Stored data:
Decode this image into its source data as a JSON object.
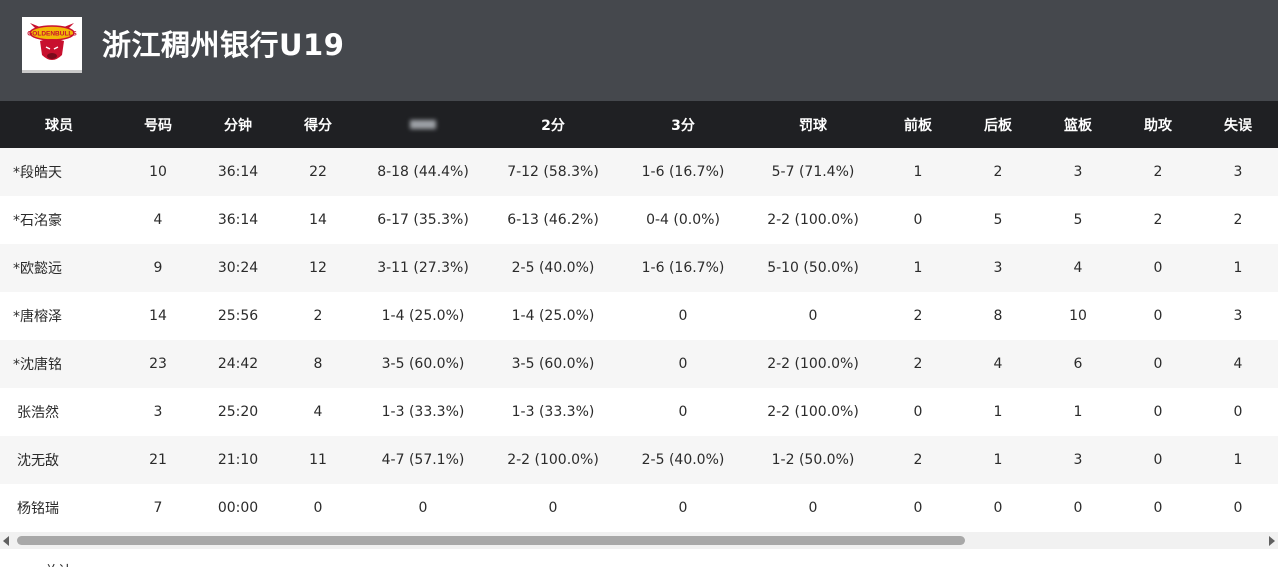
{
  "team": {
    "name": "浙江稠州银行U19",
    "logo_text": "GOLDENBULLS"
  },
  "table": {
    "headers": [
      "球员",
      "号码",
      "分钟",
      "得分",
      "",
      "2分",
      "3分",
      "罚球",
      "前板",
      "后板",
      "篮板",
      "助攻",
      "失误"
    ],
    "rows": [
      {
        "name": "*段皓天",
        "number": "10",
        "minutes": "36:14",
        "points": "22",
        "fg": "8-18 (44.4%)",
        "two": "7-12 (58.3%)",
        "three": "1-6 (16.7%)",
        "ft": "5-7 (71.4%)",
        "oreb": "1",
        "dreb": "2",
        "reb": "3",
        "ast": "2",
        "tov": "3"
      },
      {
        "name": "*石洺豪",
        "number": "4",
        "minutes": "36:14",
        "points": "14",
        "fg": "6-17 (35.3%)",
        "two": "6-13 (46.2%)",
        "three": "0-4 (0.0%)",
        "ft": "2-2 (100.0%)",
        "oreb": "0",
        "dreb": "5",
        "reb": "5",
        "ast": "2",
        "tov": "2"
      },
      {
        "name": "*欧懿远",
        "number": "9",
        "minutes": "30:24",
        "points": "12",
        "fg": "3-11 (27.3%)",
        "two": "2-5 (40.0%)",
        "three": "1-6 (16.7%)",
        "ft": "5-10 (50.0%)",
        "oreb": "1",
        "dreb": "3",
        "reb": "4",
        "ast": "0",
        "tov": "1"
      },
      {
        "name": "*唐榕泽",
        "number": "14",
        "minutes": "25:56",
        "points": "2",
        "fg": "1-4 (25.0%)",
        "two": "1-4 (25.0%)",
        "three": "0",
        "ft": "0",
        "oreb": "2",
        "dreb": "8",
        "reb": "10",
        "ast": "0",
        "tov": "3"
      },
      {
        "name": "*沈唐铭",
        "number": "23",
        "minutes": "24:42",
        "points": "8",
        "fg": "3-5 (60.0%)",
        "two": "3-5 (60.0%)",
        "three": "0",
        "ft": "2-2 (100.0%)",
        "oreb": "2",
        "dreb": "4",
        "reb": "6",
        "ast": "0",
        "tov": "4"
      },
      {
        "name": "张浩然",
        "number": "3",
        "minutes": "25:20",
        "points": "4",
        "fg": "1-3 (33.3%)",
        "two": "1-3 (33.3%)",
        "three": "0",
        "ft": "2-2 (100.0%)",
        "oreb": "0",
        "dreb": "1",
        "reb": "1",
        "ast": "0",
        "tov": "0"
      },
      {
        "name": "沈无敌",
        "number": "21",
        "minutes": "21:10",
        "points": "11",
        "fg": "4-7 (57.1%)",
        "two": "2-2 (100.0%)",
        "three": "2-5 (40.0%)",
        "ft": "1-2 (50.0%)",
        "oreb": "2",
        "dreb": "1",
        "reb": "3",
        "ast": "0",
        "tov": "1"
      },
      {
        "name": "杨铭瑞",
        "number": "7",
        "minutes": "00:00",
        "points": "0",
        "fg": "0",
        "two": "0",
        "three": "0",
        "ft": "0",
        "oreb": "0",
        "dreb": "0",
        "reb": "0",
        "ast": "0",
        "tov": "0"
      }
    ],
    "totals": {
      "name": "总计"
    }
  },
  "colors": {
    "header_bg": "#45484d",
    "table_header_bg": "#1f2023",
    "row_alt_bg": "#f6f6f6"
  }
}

■ Required work:
Skipping the pictures, transcribe each line above exactly as it appears.

■ Completed exercise:
Decode this image into its source data as a JSON object.
{
  "team": {
    "name": "浙江稠州银行U19",
    "logo_text": "GOLDENBULLS"
  },
  "table": {
    "headers": [
      "球员",
      "号码",
      "分钟",
      "得分",
      "",
      "2分",
      "3分",
      "罚球",
      "前板",
      "后板",
      "篮板",
      "助攻",
      "失误"
    ],
    "rows": [
      {
        "name": "*段皓天",
        "number": "10",
        "minutes": "36:14",
        "points": "22",
        "fg": "8-18 (44.4%)",
        "two": "7-12 (58.3%)",
        "three": "1-6 (16.7%)",
        "ft": "5-7 (71.4%)",
        "oreb": "1",
        "dreb": "2",
        "reb": "3",
        "ast": "2",
        "tov": "3"
      },
      {
        "name": "*石洺豪",
        "number": "4",
        "minutes": "36:14",
        "points": "14",
        "fg": "6-17 (35.3%)",
        "two": "6-13 (46.2%)",
        "three": "0-4 (0.0%)",
        "ft": "2-2 (100.0%)",
        "oreb": "0",
        "dreb": "5",
        "reb": "5",
        "ast": "2",
        "tov": "2"
      },
      {
        "name": "*欧懿远",
        "number": "9",
        "minutes": "30:24",
        "points": "12",
        "fg": "3-11 (27.3%)",
        "two": "2-5 (40.0%)",
        "three": "1-6 (16.7%)",
        "ft": "5-10 (50.0%)",
        "oreb": "1",
        "dreb": "3",
        "reb": "4",
        "ast": "0",
        "tov": "1"
      },
      {
        "name": "*唐榕泽",
        "number": "14",
        "minutes": "25:56",
        "points": "2",
        "fg": "1-4 (25.0%)",
        "two": "1-4 (25.0%)",
        "three": "0",
        "ft": "0",
        "oreb": "2",
        "dreb": "8",
        "reb": "10",
        "ast": "0",
        "tov": "3"
      },
      {
        "name": "*沈唐铭",
        "number": "23",
        "minutes": "24:42",
        "points": "8",
        "fg": "3-5 (60.0%)",
        "two": "3-5 (60.0%)",
        "three": "0",
        "ft": "2-2 (100.0%)",
        "oreb": "2",
        "dreb": "4",
        "reb": "6",
        "ast": "0",
        "tov": "4"
      },
      {
        "name": "张浩然",
        "number": "3",
        "minutes": "25:20",
        "points": "4",
        "fg": "1-3 (33.3%)",
        "two": "1-3 (33.3%)",
        "three": "0",
        "ft": "2-2 (100.0%)",
        "oreb": "0",
        "dreb": "1",
        "reb": "1",
        "ast": "0",
        "tov": "0"
      },
      {
        "name": "沈无敌",
        "number": "21",
        "minutes": "21:10",
        "points": "11",
        "fg": "4-7 (57.1%)",
        "two": "2-2 (100.0%)",
        "three": "2-5 (40.0%)",
        "ft": "1-2 (50.0%)",
        "oreb": "2",
        "dreb": "1",
        "reb": "3",
        "ast": "0",
        "tov": "1"
      },
      {
        "name": "杨铭瑞",
        "number": "7",
        "minutes": "00:00",
        "points": "0",
        "fg": "0",
        "two": "0",
        "three": "0",
        "ft": "0",
        "oreb": "0",
        "dreb": "0",
        "reb": "0",
        "ast": "0",
        "tov": "0"
      }
    ],
    "totals": {
      "name": "总计"
    }
  },
  "colors": {
    "header_bg": "#45484d",
    "table_header_bg": "#1f2023",
    "row_alt_bg": "#f6f6f6"
  }
}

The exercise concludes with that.